REQUIRED WORK: Write out the listing below exactly, and omit any images you find in it.
===== EXERCISE MATERIALS =====
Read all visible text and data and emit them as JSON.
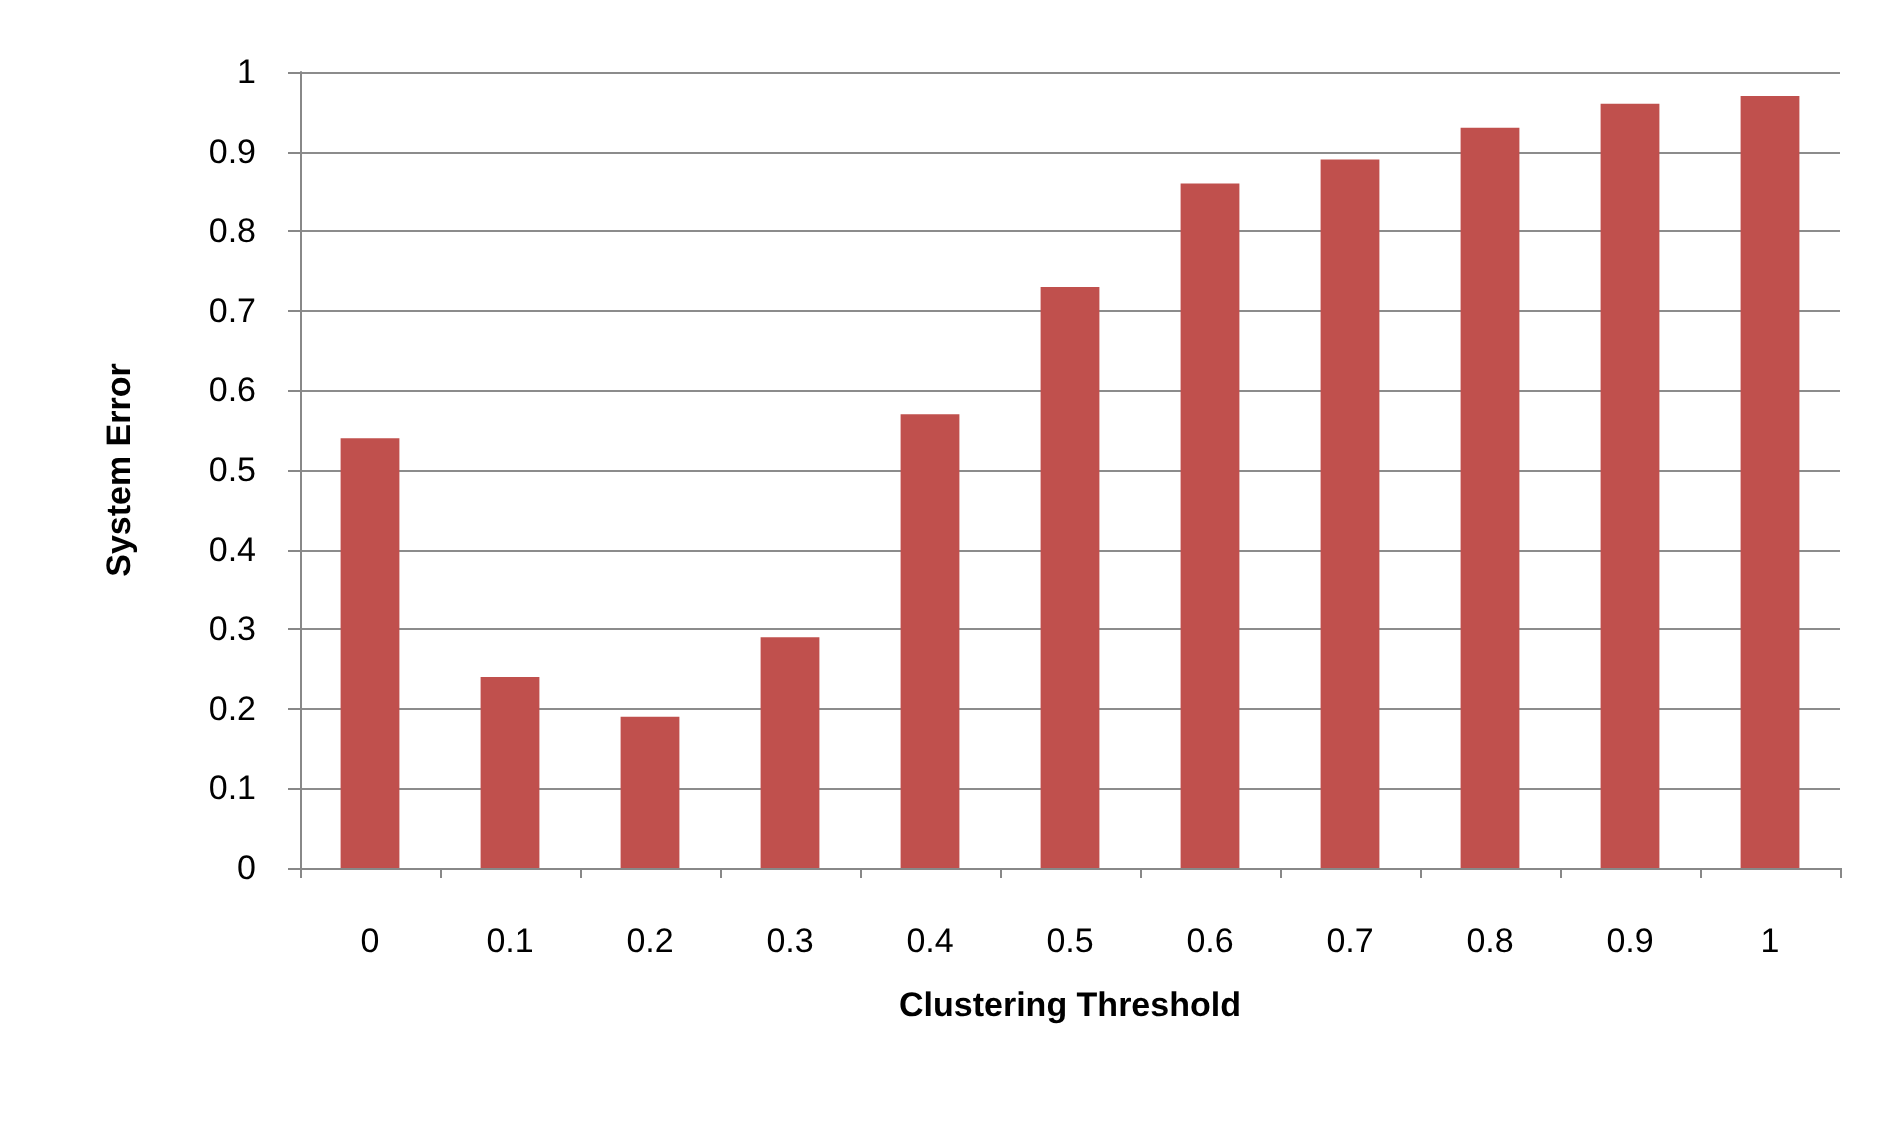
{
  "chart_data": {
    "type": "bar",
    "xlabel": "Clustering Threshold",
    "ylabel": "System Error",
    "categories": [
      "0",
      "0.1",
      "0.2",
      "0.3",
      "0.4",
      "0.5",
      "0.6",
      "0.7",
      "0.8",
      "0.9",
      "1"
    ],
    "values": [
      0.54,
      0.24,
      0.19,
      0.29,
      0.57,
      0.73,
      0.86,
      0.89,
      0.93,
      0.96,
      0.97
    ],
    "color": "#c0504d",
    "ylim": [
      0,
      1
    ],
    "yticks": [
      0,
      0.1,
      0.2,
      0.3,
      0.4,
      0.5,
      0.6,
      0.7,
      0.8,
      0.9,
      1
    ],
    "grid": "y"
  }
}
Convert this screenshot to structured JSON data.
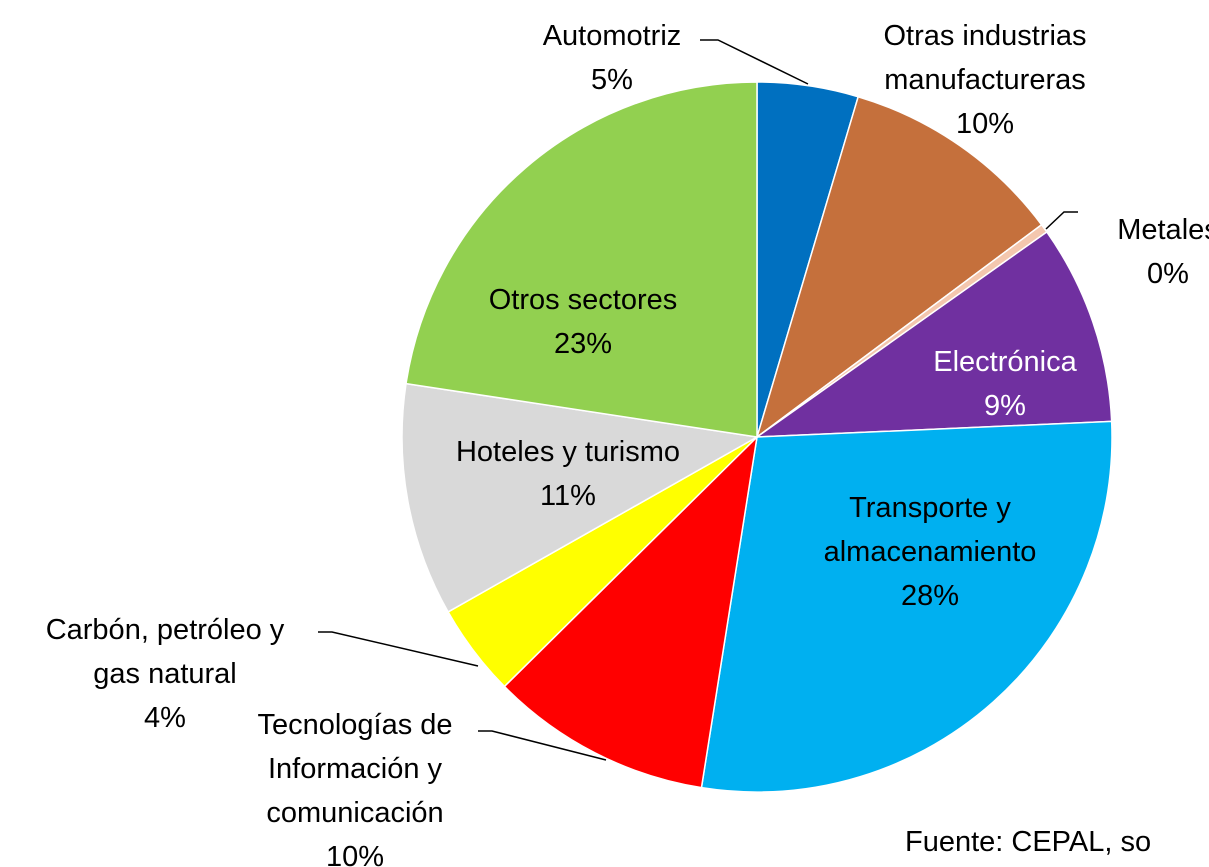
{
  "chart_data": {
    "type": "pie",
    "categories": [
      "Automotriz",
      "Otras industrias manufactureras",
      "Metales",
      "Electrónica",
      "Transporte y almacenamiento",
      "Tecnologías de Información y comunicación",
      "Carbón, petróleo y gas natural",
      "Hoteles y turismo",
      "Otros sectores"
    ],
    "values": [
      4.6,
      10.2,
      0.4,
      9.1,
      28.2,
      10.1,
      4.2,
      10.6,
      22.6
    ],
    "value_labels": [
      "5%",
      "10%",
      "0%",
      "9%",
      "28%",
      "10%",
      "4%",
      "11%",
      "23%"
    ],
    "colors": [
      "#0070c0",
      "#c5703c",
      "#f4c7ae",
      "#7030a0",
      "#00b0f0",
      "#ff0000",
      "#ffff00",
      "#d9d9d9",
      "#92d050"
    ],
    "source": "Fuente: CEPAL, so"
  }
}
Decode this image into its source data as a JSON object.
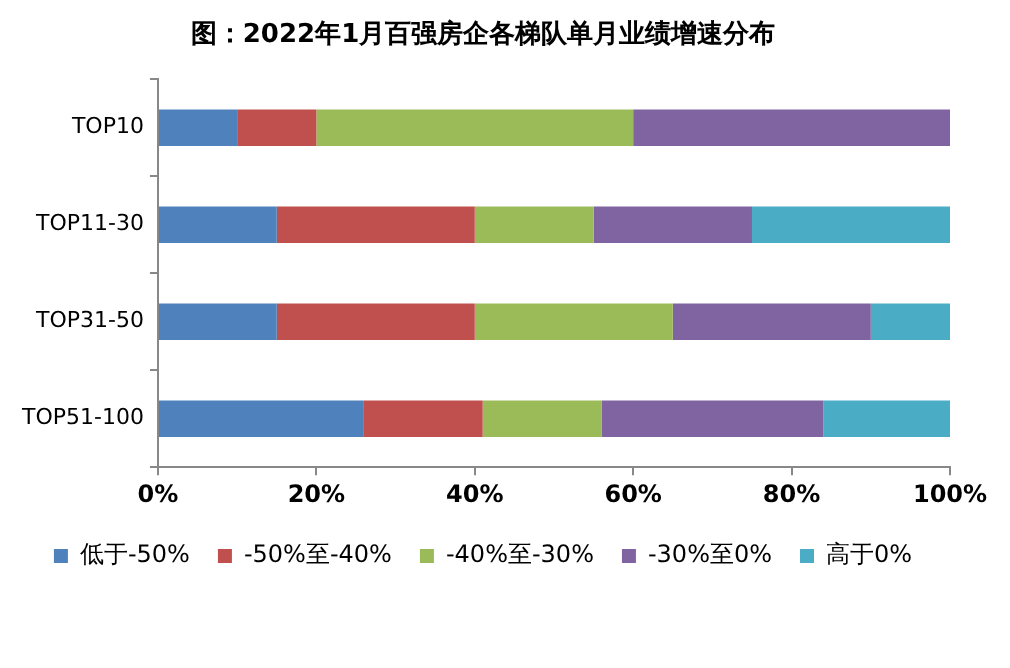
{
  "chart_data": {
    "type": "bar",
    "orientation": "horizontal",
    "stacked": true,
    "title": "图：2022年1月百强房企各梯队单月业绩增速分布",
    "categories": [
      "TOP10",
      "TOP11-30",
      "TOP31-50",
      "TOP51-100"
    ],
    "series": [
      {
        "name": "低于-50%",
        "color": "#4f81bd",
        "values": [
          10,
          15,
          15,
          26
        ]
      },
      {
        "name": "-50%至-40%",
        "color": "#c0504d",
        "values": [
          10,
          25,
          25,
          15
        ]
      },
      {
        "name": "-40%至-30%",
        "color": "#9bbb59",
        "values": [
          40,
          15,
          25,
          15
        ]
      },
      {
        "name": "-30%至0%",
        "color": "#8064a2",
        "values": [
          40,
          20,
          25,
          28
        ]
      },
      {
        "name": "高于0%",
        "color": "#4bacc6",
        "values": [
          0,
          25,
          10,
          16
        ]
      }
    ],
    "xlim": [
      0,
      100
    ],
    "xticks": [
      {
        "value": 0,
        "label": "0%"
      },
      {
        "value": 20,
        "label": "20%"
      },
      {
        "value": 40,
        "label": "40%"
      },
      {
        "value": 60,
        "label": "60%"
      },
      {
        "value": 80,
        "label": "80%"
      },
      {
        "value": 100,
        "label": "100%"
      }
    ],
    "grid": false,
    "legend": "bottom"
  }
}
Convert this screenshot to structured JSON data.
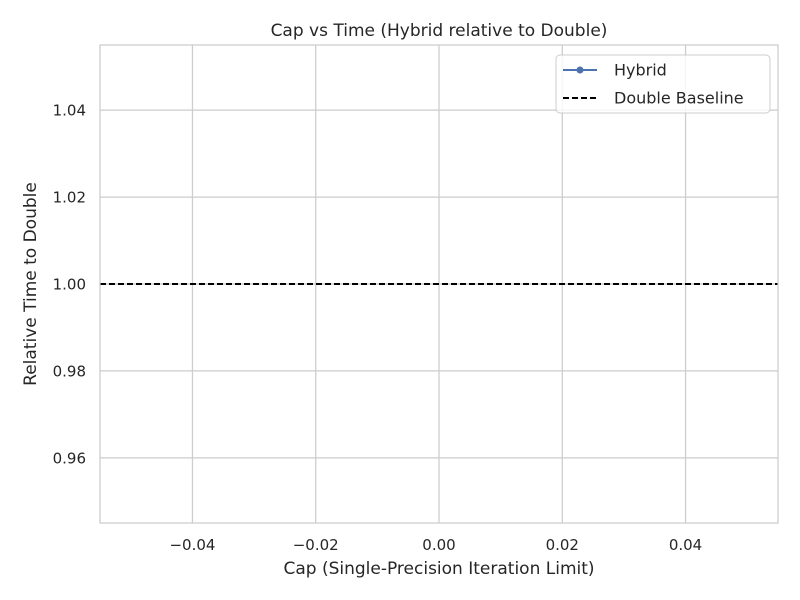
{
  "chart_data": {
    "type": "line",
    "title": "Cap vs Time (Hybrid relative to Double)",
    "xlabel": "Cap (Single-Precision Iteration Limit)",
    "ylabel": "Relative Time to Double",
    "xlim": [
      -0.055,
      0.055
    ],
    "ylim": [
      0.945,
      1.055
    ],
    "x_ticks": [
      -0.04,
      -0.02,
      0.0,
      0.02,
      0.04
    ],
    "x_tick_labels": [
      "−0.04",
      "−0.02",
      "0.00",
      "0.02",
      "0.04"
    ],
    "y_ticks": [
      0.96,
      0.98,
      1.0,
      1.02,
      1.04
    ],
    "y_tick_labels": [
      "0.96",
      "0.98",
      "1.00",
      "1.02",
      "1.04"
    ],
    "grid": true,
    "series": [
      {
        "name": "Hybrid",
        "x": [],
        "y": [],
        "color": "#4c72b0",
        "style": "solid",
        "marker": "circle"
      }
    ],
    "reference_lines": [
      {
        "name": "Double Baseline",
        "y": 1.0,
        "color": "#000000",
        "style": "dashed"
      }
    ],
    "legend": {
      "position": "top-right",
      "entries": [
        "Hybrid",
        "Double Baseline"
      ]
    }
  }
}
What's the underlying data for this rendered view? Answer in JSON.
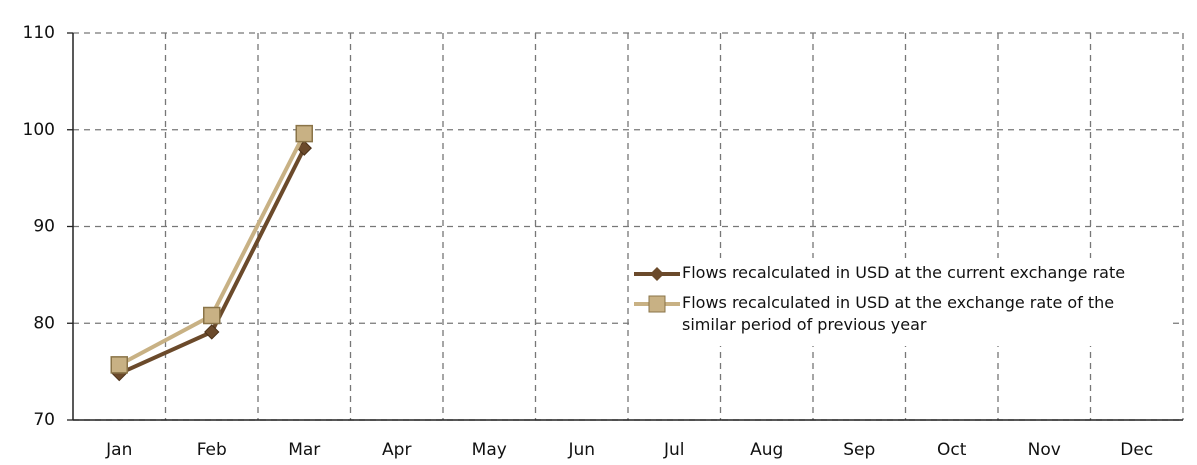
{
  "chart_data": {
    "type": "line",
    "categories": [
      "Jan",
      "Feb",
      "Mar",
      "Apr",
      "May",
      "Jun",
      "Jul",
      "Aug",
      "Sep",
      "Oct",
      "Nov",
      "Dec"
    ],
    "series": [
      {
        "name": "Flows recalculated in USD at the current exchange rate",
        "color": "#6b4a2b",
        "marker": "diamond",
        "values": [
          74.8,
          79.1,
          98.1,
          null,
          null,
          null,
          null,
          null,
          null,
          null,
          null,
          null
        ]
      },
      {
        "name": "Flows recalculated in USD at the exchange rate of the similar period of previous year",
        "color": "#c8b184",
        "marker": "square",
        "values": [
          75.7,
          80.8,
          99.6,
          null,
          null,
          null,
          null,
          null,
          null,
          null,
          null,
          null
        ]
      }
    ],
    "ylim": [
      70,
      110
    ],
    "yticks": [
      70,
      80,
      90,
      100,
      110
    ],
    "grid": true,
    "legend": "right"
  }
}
=====
WRITTEN SOLUTION:
Read all visible text and data and emit them as JSON.
{
  "chart_data": {
    "type": "bar",
    "xlabel": "Clustering Threshold",
    "ylabel": "System Error",
    "categories": [
      "0",
      "0.1",
      "0.2",
      "0.3",
      "0.4",
      "0.5",
      "0.6",
      "0.7",
      "0.8",
      "0.9",
      "1"
    ],
    "values": [
      0.54,
      0.24,
      0.19,
      0.29,
      0.57,
      0.73,
      0.86,
      0.89,
      0.93,
      0.96,
      0.97
    ],
    "color": "#c0504d",
    "ylim": [
      0,
      1
    ],
    "yticks": [
      0,
      0.1,
      0.2,
      0.3,
      0.4,
      0.5,
      0.6,
      0.7,
      0.8,
      0.9,
      1
    ],
    "grid": "y"
  }
}
Convert this screenshot to structured JSON data.
{
  "chart_data": {
    "type": "pie",
    "categories": [
      "Automotriz",
      "Otras industrias manufactureras",
      "Metales",
      "Electrónica",
      "Transporte y almacenamiento",
      "Tecnologías de Información y comunicación",
      "Carbón, petróleo y gas natural",
      "Hoteles y turismo",
      "Otros sectores"
    ],
    "values": [
      4.6,
      10.2,
      0.4,
      9.1,
      28.2,
      10.1,
      4.2,
      10.6,
      22.6
    ],
    "value_labels": [
      "5%",
      "10%",
      "0%",
      "9%",
      "28%",
      "10%",
      "4%",
      "11%",
      "23%"
    ],
    "colors": [
      "#0070c0",
      "#c5703c",
      "#f4c7ae",
      "#7030a0",
      "#00b0f0",
      "#ff0000",
      "#ffff00",
      "#d9d9d9",
      "#92d050"
    ],
    "source": "Fuente: CEPAL, so"
  }
}
Decode this image into its source data as a JSON object.
{
  "chart_data": {
    "type": "bar",
    "orientation": "horizontal",
    "stacked": true,
    "title": "图：2022年1月百强房企各梯队单月业绩增速分布",
    "categories": [
      "TOP10",
      "TOP11-30",
      "TOP31-50",
      "TOP51-100"
    ],
    "series": [
      {
        "name": "低于-50%",
        "color": "#4f81bd",
        "values": [
          10,
          15,
          15,
          26
        ]
      },
      {
        "name": "-50%至-40%",
        "color": "#c0504d",
        "values": [
          10,
          25,
          25,
          15
        ]
      },
      {
        "name": "-40%至-30%",
        "color": "#9bbb59",
        "values": [
          40,
          15,
          25,
          15
        ]
      },
      {
        "name": "-30%至0%",
        "color": "#8064a2",
        "values": [
          40,
          20,
          25,
          28
        ]
      },
      {
        "name": "高于0%",
        "color": "#4bacc6",
        "values": [
          0,
          25,
          10,
          16
        ]
      }
    ],
    "xlim": [
      0,
      100
    ],
    "xticks": [
      {
        "value": 0,
        "label": "0%"
      },
      {
        "value": 20,
        "label": "20%"
      },
      {
        "value": 40,
        "label": "40%"
      },
      {
        "value": 60,
        "label": "60%"
      },
      {
        "value": 80,
        "label": "80%"
      },
      {
        "value": 100,
        "label": "100%"
      }
    ],
    "grid": false,
    "legend": "bottom"
  }
}
Convert this screenshot to structured JSON data.
{
  "chart_data": {
    "type": "line",
    "title": "Cap vs Time (Hybrid relative to Double)",
    "xlabel": "Cap (Single-Precision Iteration Limit)",
    "ylabel": "Relative Time to Double",
    "xlim": [
      -0.055,
      0.055
    ],
    "ylim": [
      0.945,
      1.055
    ],
    "x_ticks": [
      -0.04,
      -0.02,
      0.0,
      0.02,
      0.04
    ],
    "x_tick_labels": [
      "−0.04",
      "−0.02",
      "0.00",
      "0.02",
      "0.04"
    ],
    "y_ticks": [
      0.96,
      0.98,
      1.0,
      1.02,
      1.04
    ],
    "y_tick_labels": [
      "0.96",
      "0.98",
      "1.00",
      "1.02",
      "1.04"
    ],
    "grid": true,
    "series": [
      {
        "name": "Hybrid",
        "x": [],
        "y": [],
        "color": "#4c72b0",
        "style": "solid",
        "marker": "circle"
      }
    ],
    "reference_lines": [
      {
        "name": "Double Baseline",
        "y": 1.0,
        "color": "#000000",
        "style": "dashed"
      }
    ],
    "legend": {
      "position": "top-right",
      "entries": [
        "Hybrid",
        "Double Baseline"
      ]
    }
  }
}
What's the underlying data for this rendered view? Answer in JSON.
{
  "chart_data": {
    "type": "line",
    "categories": [
      "Jan",
      "Feb",
      "Mar",
      "Apr",
      "May",
      "Jun",
      "Jul",
      "Aug",
      "Sep",
      "Oct",
      "Nov",
      "Dec"
    ],
    "series": [
      {
        "name": "Flows recalculated in USD at the current exchange rate",
        "color": "#6b4a2b",
        "marker": "diamond",
        "values": [
          74.8,
          79.1,
          98.1,
          null,
          null,
          null,
          null,
          null,
          null,
          null,
          null,
          null
        ]
      },
      {
        "name": "Flows recalculated in USD at the exchange rate of the similar period of previous year",
        "color": "#c8b184",
        "marker": "square",
        "values": [
          75.7,
          80.8,
          99.6,
          null,
          null,
          null,
          null,
          null,
          null,
          null,
          null,
          null
        ]
      }
    ],
    "ylim": [
      70,
      110
    ],
    "yticks": [
      70,
      80,
      90,
      100,
      110
    ],
    "grid": true,
    "legend": "right"
  }
}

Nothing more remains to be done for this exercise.